Rows -
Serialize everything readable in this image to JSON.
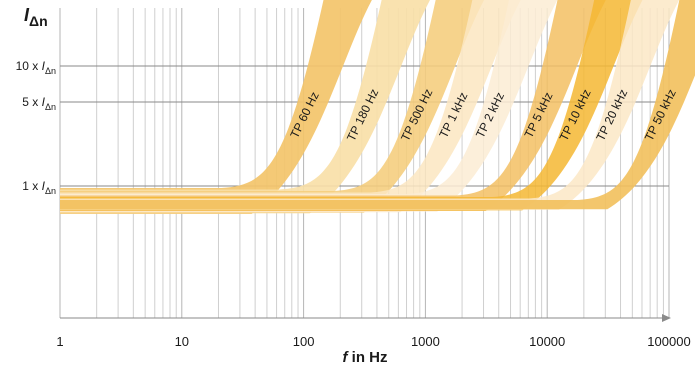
{
  "chart_data": {
    "type": "area",
    "x_scale": "log",
    "xlim": [
      1,
      100000
    ],
    "x_ticks": [
      {
        "value": 1,
        "label": "1"
      },
      {
        "value": 10,
        "label": "10"
      },
      {
        "value": 100,
        "label": "100"
      },
      {
        "value": 1000,
        "label": "1000"
      },
      {
        "value": 10000,
        "label": "10000"
      },
      {
        "value": 100000,
        "label": "100000"
      }
    ],
    "xlabel": {
      "symbol": "f",
      "text": " in Hz"
    },
    "ylabel": {
      "symbol": "I",
      "subscript": "Δn"
    },
    "y_ticks": [
      {
        "value": 10,
        "prefix": "10 x ",
        "symbol": "I",
        "subscript": "Δn"
      },
      {
        "value": 5,
        "prefix": "5 x ",
        "symbol": "I",
        "subscript": "Δn"
      },
      {
        "value": 1,
        "prefix": "1 x ",
        "symbol": "I",
        "subscript": "Δn"
      }
    ],
    "grid": true,
    "series": [
      {
        "name": "TP 60 Hz",
        "corner_hz": 60,
        "color": "#f3c46a",
        "opacity": 0.92
      },
      {
        "name": "TP 180 Hz",
        "corner_hz": 180,
        "color": "#f8dfa6",
        "opacity": 0.9
      },
      {
        "name": "TP 500 Hz",
        "corner_hz": 500,
        "color": "#f5cd7c",
        "opacity": 0.88
      },
      {
        "name": "TP 1 kHz",
        "corner_hz": 1000,
        "color": "#fbe6c1",
        "opacity": 0.85
      },
      {
        "name": "TP 2 kHz",
        "corner_hz": 2000,
        "color": "#fcecd4",
        "opacity": 0.85
      },
      {
        "name": "TP 5 kHz",
        "corner_hz": 5000,
        "color": "#f3c063",
        "opacity": 0.85
      },
      {
        "name": "TP 10 kHz",
        "corner_hz": 10000,
        "color": "#f5b733",
        "opacity": 0.85
      },
      {
        "name": "TP 20 kHz",
        "corner_hz": 20000,
        "color": "#fbe7c5",
        "opacity": 0.85
      },
      {
        "name": "TP 50 kHz",
        "corner_hz": 50000,
        "color": "#f2c05c",
        "opacity": 0.9
      }
    ]
  }
}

What the exercise asks - Nothing in the entries should change as you copy them, except that the pictures are left out.

Response to the exercise -
Serialize everything readable in this image to JSON.
{
  "chart_data": {
    "type": "area",
    "x_scale": "log",
    "xlim": [
      1,
      100000
    ],
    "x_ticks": [
      {
        "value": 1,
        "label": "1"
      },
      {
        "value": 10,
        "label": "10"
      },
      {
        "value": 100,
        "label": "100"
      },
      {
        "value": 1000,
        "label": "1000"
      },
      {
        "value": 10000,
        "label": "10000"
      },
      {
        "value": 100000,
        "label": "100000"
      }
    ],
    "xlabel": {
      "symbol": "f",
      "text": " in Hz"
    },
    "ylabel": {
      "symbol": "I",
      "subscript": "Δn"
    },
    "y_ticks": [
      {
        "value": 10,
        "prefix": "10 x ",
        "symbol": "I",
        "subscript": "Δn"
      },
      {
        "value": 5,
        "prefix": "5 x ",
        "symbol": "I",
        "subscript": "Δn"
      },
      {
        "value": 1,
        "prefix": "1 x ",
        "symbol": "I",
        "subscript": "Δn"
      }
    ],
    "grid": true,
    "series": [
      {
        "name": "TP 60 Hz",
        "corner_hz": 60,
        "color": "#f3c46a",
        "opacity": 0.92
      },
      {
        "name": "TP 180 Hz",
        "corner_hz": 180,
        "color": "#f8dfa6",
        "opacity": 0.9
      },
      {
        "name": "TP 500 Hz",
        "corner_hz": 500,
        "color": "#f5cd7c",
        "opacity": 0.88
      },
      {
        "name": "TP 1 kHz",
        "corner_hz": 1000,
        "color": "#fbe6c1",
        "opacity": 0.85
      },
      {
        "name": "TP 2 kHz",
        "corner_hz": 2000,
        "color": "#fcecd4",
        "opacity": 0.85
      },
      {
        "name": "TP 5 kHz",
        "corner_hz": 5000,
        "color": "#f3c063",
        "opacity": 0.85
      },
      {
        "name": "TP 10 kHz",
        "corner_hz": 10000,
        "color": "#f5b733",
        "opacity": 0.85
      },
      {
        "name": "TP 20 kHz",
        "corner_hz": 20000,
        "color": "#fbe7c5",
        "opacity": 0.85
      },
      {
        "name": "TP 50 kHz",
        "corner_hz": 50000,
        "color": "#f2c05c",
        "opacity": 0.9
      }
    ]
  }
}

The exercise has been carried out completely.